**SOURCE PASSAGE:**
== == ==
RULEST v2.0 · GPU‑ACCELERATED RULE EXTRACTION

Rulest

Extract high‑probability Hashcat rules by analyzing transformation patterns between base and target wordlists. Three‑phase GPU extraction, built‑in seed families (A–I), and functional minimization — no BFS, no blind chaining.

OpenCL GPU Three‑Phase Seed Families A–I Functional Minimization Bloom Filter VRAM 5,600+ Validated Ops

Overview

Rulest v2 replaces naive BFS chaining with a GPU‑first extraction engine. Given a base wordlist (source) and a target wordlist (dictionary), it reverse‑engineers the Hashcat rules that transform base words into target words — using OpenCL parallelism, a VRAM Bloom filter, and three distinct extraction phases.

The result is a production‑ready .rule file, ordered by hit count and minimized via signature‑based functional deduplication. 100% compatible with Hashcat’s GPU engine (max 31 ops, no rejection rules).

Core Features

⚡

Three‑phase extraction

Phase 1 (single‑rule sweep) → Phase S (built‑in seed families) → Phase 2 (hot‑rule biased chains).

🌱

Built‑in seed families (A–I)

Nine deterministic families: digits, date patterns (DDMM, YYYY, DDMMYYYY), special chars, transforms + brackets.

🧠

Bloom filter GPU lookup

FNV‑1a hash‑based membership test in VRAM (16–256 MB) for instant target validation.

🔬

Functional minimization

Signature‑based deduplication using probe words — removes 20–60% of equivalent rules without losing coverage.
== == ==
**WHAT YOU ARE ASKED TO DO:**
Copy the Rulest page from "RULEST v2.0 ·" to "no blind chaining.", putting "John the Ripper" wherever "Hashcat" appears.

**INFORMATION PROVIDED:**
== == ==
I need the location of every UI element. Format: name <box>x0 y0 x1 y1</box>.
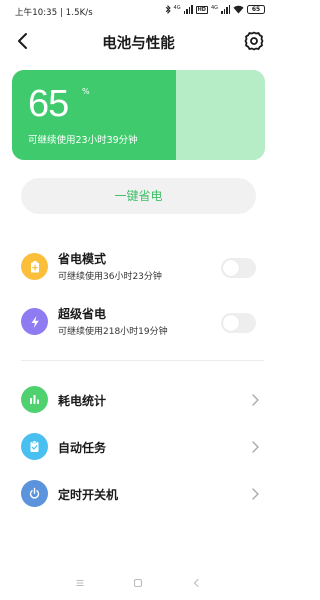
== == ==
**EXERCISE RESPONSE:**
RULEST v2.0 · GPU‑ACCELERATED RULE EXTRACTION

Rulest

Extract high‑probability John the Ripper rules by analyzing transformation patterns between base and target wordlists. Three‑phase GPU extraction, built‑in seed families (A–I), and functional minimization — no BFS, no blind chaining.